Entries taken from a collection:
►

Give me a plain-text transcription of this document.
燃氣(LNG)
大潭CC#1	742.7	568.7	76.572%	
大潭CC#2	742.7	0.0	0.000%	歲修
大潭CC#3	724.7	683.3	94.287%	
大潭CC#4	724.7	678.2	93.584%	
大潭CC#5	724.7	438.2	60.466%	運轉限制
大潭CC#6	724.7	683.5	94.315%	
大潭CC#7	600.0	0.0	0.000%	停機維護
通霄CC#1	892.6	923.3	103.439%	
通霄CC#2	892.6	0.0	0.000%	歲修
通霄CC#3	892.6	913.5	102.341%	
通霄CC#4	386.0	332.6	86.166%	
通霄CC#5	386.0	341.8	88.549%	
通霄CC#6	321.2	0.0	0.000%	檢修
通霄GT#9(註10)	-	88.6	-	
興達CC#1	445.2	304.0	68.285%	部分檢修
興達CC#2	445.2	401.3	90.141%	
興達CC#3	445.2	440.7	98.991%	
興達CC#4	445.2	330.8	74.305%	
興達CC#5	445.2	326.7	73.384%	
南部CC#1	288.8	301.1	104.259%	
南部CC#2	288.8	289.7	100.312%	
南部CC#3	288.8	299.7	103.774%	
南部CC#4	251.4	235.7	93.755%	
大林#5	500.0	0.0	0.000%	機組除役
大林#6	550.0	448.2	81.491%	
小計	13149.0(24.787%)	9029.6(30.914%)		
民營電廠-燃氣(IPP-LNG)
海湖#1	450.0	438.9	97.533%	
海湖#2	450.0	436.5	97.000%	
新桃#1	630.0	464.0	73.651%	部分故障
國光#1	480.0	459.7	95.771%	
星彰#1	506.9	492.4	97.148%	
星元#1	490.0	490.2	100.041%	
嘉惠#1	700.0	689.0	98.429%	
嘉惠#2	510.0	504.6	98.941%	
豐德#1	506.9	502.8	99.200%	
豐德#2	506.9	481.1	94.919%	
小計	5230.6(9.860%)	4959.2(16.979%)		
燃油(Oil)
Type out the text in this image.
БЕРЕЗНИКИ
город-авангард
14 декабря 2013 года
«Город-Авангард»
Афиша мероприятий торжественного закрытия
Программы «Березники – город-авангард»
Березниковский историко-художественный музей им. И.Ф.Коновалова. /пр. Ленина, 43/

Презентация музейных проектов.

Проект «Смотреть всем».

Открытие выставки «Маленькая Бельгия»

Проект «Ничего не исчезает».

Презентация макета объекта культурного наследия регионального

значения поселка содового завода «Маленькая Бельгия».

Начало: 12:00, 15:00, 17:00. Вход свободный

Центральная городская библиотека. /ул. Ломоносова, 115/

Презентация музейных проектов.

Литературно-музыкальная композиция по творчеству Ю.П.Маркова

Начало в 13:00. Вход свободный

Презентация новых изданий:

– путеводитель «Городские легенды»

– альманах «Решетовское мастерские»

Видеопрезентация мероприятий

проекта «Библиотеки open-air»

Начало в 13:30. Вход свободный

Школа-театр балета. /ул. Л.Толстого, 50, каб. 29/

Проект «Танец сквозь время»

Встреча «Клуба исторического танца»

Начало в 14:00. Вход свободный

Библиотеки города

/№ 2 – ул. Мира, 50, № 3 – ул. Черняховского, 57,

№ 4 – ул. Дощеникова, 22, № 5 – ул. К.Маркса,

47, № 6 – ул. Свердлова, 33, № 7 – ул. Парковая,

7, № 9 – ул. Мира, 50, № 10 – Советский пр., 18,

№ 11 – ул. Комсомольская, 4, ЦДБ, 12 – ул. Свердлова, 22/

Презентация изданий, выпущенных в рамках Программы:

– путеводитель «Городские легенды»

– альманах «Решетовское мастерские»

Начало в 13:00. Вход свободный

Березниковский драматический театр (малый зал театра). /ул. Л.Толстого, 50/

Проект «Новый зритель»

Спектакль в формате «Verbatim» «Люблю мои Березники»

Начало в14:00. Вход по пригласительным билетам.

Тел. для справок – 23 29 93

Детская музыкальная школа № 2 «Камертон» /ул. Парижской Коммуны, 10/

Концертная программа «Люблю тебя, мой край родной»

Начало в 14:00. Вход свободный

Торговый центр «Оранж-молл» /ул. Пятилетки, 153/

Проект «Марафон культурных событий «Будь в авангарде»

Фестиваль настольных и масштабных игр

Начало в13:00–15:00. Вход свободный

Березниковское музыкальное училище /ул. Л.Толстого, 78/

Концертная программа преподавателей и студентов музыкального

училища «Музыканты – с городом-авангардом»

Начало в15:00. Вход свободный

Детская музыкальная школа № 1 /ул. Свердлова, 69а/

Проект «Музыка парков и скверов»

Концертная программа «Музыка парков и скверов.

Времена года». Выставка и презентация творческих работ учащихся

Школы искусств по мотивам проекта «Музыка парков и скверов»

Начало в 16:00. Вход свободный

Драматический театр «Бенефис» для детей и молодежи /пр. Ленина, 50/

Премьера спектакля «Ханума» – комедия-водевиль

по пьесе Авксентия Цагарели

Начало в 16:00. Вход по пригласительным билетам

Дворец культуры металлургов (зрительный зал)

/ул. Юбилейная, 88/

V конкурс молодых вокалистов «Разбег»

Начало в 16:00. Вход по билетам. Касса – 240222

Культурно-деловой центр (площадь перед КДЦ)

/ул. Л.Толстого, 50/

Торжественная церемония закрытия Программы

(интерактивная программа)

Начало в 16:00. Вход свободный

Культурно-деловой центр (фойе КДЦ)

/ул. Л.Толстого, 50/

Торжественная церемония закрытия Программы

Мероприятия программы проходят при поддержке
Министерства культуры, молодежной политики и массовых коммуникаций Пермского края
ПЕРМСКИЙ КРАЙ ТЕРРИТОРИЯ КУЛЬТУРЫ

◄

Scan the listing above and copy all lines containing the word "Свердлова".

47, № 6 – ул. Свердлова, 33, № 7 – ул. Парковая,
№ 11 – ул. Комсомольская, 4, ЦДБ, 12 – ул. Свердлова, 22/
Детская музыкальная школа № 1 /ул. Свердлова, 69а/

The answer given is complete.